What to work on: Copy every line with the string "this" in it.
-- begin --
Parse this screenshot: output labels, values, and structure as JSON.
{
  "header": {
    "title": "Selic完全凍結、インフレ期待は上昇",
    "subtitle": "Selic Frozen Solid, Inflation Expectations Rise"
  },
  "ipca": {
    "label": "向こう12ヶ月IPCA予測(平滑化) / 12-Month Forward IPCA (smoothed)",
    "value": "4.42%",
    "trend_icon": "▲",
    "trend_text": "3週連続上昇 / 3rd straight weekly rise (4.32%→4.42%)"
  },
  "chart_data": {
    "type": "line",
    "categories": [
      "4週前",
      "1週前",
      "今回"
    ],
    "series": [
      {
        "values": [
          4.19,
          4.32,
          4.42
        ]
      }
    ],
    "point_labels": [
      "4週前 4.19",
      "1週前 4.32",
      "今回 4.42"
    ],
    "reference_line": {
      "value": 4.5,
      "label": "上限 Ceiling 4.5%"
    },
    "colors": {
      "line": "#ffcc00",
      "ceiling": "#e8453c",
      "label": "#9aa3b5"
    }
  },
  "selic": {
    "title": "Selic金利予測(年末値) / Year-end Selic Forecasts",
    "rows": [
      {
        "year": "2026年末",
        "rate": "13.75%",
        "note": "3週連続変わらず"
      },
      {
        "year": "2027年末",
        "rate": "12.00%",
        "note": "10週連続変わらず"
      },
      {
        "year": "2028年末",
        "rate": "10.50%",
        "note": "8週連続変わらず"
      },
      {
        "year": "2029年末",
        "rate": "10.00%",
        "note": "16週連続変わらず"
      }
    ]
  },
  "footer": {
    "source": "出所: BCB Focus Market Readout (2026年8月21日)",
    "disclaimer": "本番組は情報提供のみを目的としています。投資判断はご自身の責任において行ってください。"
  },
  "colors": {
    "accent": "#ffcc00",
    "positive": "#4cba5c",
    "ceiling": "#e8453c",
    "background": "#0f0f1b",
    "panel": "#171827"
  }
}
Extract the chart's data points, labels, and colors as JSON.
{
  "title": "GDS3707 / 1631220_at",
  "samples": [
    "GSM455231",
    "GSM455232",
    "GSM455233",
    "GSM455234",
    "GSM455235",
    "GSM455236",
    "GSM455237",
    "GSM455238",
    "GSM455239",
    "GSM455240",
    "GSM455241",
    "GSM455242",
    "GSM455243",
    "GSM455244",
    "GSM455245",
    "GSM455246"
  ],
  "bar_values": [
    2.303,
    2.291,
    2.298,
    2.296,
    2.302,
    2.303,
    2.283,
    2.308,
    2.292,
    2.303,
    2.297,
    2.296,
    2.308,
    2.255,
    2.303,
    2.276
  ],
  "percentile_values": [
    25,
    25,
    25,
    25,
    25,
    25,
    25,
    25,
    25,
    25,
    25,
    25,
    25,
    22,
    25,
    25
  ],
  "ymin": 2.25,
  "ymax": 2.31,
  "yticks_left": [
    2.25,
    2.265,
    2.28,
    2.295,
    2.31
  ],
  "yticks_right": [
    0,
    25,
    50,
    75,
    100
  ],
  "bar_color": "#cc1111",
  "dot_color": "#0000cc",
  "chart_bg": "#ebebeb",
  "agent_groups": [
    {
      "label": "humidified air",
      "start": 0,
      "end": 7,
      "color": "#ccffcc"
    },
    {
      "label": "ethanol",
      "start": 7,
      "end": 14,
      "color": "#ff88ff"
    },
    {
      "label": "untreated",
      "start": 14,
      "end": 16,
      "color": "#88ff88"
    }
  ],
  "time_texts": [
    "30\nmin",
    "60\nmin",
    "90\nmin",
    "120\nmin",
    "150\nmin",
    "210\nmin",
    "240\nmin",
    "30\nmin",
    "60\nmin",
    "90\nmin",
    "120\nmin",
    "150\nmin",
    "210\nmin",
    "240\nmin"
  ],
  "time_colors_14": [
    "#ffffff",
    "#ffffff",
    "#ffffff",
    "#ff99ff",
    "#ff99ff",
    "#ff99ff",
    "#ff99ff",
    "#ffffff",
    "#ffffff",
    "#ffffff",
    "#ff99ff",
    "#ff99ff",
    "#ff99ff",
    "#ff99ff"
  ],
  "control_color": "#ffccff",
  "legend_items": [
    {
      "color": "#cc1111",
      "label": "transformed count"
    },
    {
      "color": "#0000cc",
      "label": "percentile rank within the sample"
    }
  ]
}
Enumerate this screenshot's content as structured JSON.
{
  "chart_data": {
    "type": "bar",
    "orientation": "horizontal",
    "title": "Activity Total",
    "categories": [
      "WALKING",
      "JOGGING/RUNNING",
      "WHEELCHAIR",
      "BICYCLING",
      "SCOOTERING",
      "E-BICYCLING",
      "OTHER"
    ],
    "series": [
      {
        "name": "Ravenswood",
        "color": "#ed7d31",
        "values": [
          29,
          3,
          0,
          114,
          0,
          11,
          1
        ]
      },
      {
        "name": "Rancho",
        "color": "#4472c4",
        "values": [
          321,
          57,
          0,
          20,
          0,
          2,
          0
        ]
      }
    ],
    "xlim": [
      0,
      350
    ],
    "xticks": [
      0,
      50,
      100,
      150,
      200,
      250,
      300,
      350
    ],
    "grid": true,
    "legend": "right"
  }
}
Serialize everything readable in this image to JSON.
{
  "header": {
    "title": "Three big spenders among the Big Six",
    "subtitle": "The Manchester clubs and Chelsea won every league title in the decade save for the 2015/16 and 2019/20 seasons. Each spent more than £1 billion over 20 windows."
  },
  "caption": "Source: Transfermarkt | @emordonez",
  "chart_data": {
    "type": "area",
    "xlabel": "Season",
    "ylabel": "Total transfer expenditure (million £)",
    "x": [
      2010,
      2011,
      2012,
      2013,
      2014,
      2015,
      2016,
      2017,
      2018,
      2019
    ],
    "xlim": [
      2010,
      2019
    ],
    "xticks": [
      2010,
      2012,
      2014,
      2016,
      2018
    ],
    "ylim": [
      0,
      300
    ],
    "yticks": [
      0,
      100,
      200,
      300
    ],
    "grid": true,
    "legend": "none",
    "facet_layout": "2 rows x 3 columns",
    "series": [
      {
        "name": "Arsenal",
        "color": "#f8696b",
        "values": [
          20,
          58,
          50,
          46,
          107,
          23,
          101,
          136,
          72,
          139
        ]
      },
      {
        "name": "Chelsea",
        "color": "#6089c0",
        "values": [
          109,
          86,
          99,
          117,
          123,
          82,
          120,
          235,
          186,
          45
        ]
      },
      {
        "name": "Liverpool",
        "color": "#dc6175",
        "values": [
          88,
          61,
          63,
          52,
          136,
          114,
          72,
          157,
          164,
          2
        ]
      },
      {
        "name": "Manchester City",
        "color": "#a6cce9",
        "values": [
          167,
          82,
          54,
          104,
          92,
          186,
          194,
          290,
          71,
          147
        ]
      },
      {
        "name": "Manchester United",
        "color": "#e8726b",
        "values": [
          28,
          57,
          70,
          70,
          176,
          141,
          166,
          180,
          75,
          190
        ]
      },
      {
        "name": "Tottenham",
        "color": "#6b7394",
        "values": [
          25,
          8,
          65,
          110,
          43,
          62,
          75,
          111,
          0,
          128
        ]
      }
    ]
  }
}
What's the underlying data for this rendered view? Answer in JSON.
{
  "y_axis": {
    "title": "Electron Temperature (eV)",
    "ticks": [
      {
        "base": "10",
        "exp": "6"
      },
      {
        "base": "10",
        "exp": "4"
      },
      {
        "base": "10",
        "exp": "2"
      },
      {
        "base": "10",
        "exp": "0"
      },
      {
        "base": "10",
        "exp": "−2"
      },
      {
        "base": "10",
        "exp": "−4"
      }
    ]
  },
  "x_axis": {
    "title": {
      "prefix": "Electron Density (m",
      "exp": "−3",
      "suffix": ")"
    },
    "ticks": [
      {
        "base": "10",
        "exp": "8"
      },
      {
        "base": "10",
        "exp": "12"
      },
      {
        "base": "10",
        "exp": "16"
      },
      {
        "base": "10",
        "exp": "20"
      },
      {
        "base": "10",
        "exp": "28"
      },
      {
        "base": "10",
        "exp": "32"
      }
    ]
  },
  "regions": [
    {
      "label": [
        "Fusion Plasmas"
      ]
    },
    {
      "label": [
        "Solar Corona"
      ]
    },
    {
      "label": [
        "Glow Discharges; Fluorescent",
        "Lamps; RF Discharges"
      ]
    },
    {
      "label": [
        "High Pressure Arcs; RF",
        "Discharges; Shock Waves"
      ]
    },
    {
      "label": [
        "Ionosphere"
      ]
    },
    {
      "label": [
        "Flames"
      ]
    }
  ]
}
-- end --
Complete output:
Parse this screenshot: output labels, values, and structure as JSON.
Enumerate this screenshot's content as structured JSON.
Serialize everything readable in this image to JSON.
What's the underlying data for this rendered view? Answer in JSON.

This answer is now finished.